─── DATA TO USE

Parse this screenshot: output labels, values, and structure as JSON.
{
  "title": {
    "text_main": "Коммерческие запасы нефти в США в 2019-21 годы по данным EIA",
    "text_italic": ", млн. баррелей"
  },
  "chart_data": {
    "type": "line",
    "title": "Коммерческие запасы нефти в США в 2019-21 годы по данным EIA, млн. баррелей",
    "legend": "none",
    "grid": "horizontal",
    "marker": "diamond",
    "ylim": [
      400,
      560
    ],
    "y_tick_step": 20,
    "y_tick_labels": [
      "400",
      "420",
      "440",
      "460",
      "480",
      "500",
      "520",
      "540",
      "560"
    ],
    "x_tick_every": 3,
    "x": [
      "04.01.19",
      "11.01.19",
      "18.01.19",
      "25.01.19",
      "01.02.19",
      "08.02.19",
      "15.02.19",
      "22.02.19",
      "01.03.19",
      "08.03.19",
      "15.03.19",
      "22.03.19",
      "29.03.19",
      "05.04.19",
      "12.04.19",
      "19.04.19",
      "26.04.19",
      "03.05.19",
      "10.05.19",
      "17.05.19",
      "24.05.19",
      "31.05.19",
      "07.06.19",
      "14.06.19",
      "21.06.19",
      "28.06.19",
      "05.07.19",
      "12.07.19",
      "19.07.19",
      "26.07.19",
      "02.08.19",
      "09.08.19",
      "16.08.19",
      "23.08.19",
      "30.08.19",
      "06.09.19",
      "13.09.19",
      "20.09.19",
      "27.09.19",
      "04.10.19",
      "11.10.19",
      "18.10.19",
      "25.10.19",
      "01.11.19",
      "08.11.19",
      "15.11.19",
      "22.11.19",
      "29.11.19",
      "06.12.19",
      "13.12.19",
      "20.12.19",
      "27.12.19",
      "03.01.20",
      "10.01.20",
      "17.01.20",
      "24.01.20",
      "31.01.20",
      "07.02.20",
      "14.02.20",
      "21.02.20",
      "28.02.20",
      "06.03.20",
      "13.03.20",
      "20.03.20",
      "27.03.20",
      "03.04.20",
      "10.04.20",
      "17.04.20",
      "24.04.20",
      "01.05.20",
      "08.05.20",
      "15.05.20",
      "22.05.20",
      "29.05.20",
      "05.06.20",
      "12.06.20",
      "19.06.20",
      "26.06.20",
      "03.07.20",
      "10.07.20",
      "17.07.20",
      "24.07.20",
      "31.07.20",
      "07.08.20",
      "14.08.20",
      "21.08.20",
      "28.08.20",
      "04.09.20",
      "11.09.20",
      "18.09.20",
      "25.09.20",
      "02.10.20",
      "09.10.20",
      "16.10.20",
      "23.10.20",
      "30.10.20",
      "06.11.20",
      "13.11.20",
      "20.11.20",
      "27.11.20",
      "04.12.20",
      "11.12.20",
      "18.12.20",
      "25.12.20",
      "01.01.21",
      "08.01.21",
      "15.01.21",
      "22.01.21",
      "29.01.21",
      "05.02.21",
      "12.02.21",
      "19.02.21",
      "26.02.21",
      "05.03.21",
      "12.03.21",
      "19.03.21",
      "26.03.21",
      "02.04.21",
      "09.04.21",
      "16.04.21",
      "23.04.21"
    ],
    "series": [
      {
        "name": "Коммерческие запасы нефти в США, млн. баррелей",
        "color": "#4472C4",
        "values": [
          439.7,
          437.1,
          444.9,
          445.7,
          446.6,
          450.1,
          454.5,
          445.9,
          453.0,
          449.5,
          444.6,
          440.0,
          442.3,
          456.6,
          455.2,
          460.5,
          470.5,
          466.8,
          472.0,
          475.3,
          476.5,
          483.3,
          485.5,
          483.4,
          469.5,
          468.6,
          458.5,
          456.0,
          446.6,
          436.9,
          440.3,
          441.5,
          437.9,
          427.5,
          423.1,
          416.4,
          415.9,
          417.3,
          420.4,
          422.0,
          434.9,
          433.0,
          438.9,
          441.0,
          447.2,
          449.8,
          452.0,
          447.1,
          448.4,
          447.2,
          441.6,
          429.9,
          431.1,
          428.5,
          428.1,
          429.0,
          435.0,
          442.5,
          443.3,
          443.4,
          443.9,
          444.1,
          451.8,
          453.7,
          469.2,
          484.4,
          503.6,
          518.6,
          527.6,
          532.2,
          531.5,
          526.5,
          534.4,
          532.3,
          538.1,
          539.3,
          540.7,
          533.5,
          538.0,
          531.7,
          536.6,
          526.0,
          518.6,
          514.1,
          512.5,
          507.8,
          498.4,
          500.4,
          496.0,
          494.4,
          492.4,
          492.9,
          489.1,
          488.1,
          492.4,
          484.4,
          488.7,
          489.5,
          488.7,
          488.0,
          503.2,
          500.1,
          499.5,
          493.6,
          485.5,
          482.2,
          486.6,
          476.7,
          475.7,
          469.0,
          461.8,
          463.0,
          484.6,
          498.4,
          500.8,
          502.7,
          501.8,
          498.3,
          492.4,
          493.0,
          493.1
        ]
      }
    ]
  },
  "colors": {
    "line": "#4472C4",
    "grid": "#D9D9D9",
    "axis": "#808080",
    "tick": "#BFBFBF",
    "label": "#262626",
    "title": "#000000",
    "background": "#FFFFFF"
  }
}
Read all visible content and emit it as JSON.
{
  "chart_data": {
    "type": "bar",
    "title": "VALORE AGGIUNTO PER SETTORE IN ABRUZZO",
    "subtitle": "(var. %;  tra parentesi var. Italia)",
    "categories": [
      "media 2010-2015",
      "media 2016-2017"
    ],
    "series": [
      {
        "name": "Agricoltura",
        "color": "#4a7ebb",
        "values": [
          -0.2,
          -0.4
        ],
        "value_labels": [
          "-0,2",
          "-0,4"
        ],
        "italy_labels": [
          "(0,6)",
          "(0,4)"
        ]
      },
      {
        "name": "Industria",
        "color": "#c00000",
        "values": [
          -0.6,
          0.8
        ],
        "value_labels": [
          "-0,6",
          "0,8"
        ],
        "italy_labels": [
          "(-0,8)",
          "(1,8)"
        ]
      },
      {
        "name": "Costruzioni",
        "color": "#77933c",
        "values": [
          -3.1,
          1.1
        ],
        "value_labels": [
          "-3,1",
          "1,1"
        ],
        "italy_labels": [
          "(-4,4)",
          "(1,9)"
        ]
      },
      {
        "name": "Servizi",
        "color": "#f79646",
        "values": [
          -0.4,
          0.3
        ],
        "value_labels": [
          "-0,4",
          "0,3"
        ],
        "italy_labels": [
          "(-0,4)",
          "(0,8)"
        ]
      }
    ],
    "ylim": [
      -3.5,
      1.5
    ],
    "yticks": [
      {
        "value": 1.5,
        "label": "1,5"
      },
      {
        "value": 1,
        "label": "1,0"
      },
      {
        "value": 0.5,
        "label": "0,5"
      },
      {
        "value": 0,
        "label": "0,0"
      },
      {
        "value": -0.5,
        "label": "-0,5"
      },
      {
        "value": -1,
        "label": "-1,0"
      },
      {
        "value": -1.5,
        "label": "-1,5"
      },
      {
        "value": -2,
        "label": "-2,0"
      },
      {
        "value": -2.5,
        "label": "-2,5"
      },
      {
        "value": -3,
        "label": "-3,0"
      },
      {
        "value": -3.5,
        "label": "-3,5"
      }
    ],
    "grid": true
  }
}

──────

REQUIRED TASK ::
Print the complete listing again, exactly as it stands.

RESULT OF THE EXERCISE ::
Parse this screenshot: output labels, values, and structure as JSON.
{
  "title": {
    "text_main": "Коммерческие запасы нефти в США в 2019-21 годы по данным EIA",
    "text_italic": ", млн. баррелей"
  },
  "chart_data": {
    "type": "line",
    "title": "Коммерческие запасы нефти в США в 2019-21 годы по данным EIA, млн. баррелей",
    "legend": "none",
    "grid": "horizontal",
    "marker": "diamond",
    "ylim": [
      400,
      560
    ],
    "y_tick_step": 20,
    "y_tick_labels": [
      "400",
      "420",
      "440",
      "460",
      "480",
      "500",
      "520",
      "540",
      "560"
    ],
    "x_tick_every": 3,
    "x": [
      "04.01.19",
      "11.01.19",
      "18.01.19",
      "25.01.19",
      "01.02.19",
      "08.02.19",
      "15.02.19",
      "22.02.19",
      "01.03.19",
      "08.03.19",
      "15.03.19",
      "22.03.19",
      "29.03.19",
      "05.04.19",
      "12.04.19",
      "19.04.19",
      "26.04.19",
      "03.05.19",
      "10.05.19",
      "17.05.19",
      "24.05.19",
      "31.05.19",
      "07.06.19",
      "14.06.19",
      "21.06.19",
      "28.06.19",
      "05.07.19",
      "12.07.19",
      "19.07.19",
      "26.07.19",
      "02.08.19",
      "09.08.19",
      "16.08.19",
      "23.08.19",
      "30.08.19",
      "06.09.19",
      "13.09.19",
      "20.09.19",
      "27.09.19",
      "04.10.19",
      "11.10.19",
      "18.10.19",
      "25.10.19",
      "01.11.19",
      "08.11.19",
      "15.11.19",
      "22.11.19",
      "29.11.19",
      "06.12.19",
      "13.12.19",
      "20.12.19",
      "27.12.19",
      "03.01.20",
      "10.01.20",
      "17.01.20",
      "24.01.20",
      "31.01.20",
      "07.02.20",
      "14.02.20",
      "21.02.20",
      "28.02.20",
      "06.03.20",
      "13.03.20",
      "20.03.20",
      "27.03.20",
      "03.04.20",
      "10.04.20",
      "17.04.20",
      "24.04.20",
      "01.05.20",
      "08.05.20",
      "15.05.20",
      "22.05.20",
      "29.05.20",
      "05.06.20",
      "12.06.20",
      "19.06.20",
      "26.06.20",
      "03.07.20",
      "10.07.20",
      "17.07.20",
      "24.07.20",
      "31.07.20",
      "07.08.20",
      "14.08.20",
      "21.08.20",
      "28.08.20",
      "04.09.20",
      "11.09.20",
      "18.09.20",
      "25.09.20",
      "02.10.20",
      "09.10.20",
      "16.10.20",
      "23.10.20",
      "30.10.20",
      "06.11.20",
      "13.11.20",
      "20.11.20",
      "27.11.20",
      "04.12.20",
      "11.12.20",
      "18.12.20",
      "25.12.20",
      "01.01.21",
      "08.01.21",
      "15.01.21",
      "22.01.21",
      "29.01.21",
      "05.02.21",
      "12.02.21",
      "19.02.21",
      "26.02.21",
      "05.03.21",
      "12.03.21",
      "19.03.21",
      "26.03.21",
      "02.04.21",
      "09.04.21",
      "16.04.21",
      "23.04.21"
    ],
    "series": [
      {
        "name": "Коммерческие запасы нефти в США, млн. баррелей",
        "color": "#4472C4",
        "values": [
          439.7,
          437.1,
          444.9,
          445.7,
          446.6,
          450.1,
          454.5,
          445.9,
          453.0,
          449.5,
          444.6,
          440.0,
          442.3,
          456.6,
          455.2,
          460.5,
          470.5,
          466.8,
          472.0,
          475.3,
          476.5,
          483.3,
          485.5,
          483.4,
          469.5,
          468.6,
          458.5,
          456.0,
          446.6,
          436.9,
          440.3,
          441.5,
          437.9,
          427.5,
          423.1,
          416.4,
          415.9,
          417.3,
          420.4,
          422.0,
          434.9,
          433.0,
          438.9,
          441.0,
          447.2,
          449.8,
          452.0,
          447.1,
          448.4,
          447.2,
          441.6,
          429.9,
          431.1,
          428.5,
          428.1,
          429.0,
          435.0,
          442.5,
          443.3,
          443.4,
          443.9,
          444.1,
          451.8,
          453.7,
          469.2,
          484.4,
          503.6,
          518.6,
          527.6,
          532.2,
          531.5,
          526.5,
          534.4,
          532.3,
          538.1,
          539.3,
          540.7,
          533.5,
          538.0,
          531.7,
          536.6,
          526.0,
          518.6,
          514.1,
          512.5,
          507.8,
          498.4,
          500.4,
          496.0,
          494.4,
          492.4,
          492.9,
          489.1,
          488.1,
          492.4,
          484.4,
          488.7,
          489.5,
          488.7,
          488.0,
          503.2,
          500.1,
          499.5,
          493.6,
          485.5,
          482.2,
          486.6,
          476.7,
          475.7,
          469.0,
          461.8,
          463.0,
          484.6,
          498.4,
          500.8,
          502.7,
          501.8,
          498.3,
          492.4,
          493.0,
          493.1
        ]
      }
    ]
  },
  "colors": {
    "line": "#4472C4",
    "grid": "#D9D9D9",
    "axis": "#808080",
    "tick": "#BFBFBF",
    "label": "#262626",
    "title": "#000000",
    "background": "#FFFFFF"
  }
}
Read all visible content and emit it as JSON.
{
  "chart_data": {
    "type": "bar",
    "title": "VALORE AGGIUNTO PER SETTORE IN ABRUZZO",
    "subtitle": "(var. %;  tra parentesi var. Italia)",
    "categories": [
      "media 2010-2015",
      "media 2016-2017"
    ],
    "series": [
      {
        "name": "Agricoltura",
        "color": "#4a7ebb",
        "values": [
          -0.2,
          -0.4
        ],
        "value_labels": [
          "-0,2",
          "-0,4"
        ],
        "italy_labels": [
          "(0,6)",
          "(0,4)"
        ]
      },
      {
        "name": "Industria",
        "color": "#c00000",
        "values": [
          -0.6,
          0.8
        ],
        "value_labels": [
          "-0,6",
          "0,8"
        ],
        "italy_labels": [
          "(-0,8)",
          "(1,8)"
        ]
      },
      {
        "name": "Costruzioni",
        "color": "#77933c",
        "values": [
          -3.1,
          1.1
        ],
        "value_labels": [
          "-3,1",
          "1,1"
        ],
        "italy_labels": [
          "(-4,4)",
          "(1,9)"
        ]
      },
      {
        "name": "Servizi",
        "color": "#f79646",
        "values": [
          -0.4,
          0.3
        ],
        "value_labels": [
          "-0,4",
          "0,3"
        ],
        "italy_labels": [
          "(-0,4)",
          "(0,8)"
        ]
      }
    ],
    "ylim": [
      -3.5,
      1.5
    ],
    "yticks": [
      {
        "value": 1.5,
        "label": "1,5"
      },
      {
        "value": 1,
        "label": "1,0"
      },
      {
        "value": 0.5,
        "label": "0,5"
      },
      {
        "value": 0,
        "label": "0,0"
      },
      {
        "value": -0.5,
        "label": "-0,5"
      },
      {
        "value": -1,
        "label": "-1,0"
      },
      {
        "value": -1.5,
        "label": "-1,5"
      },
      {
        "value": -2,
        "label": "-2,0"
      },
      {
        "value": -2.5,
        "label": "-2,5"
      },
      {
        "value": -3,
        "label": "-3,0"
      },
      {
        "value": -3.5,
        "label": "-3,5"
      }
    ],
    "grid": true
  }
}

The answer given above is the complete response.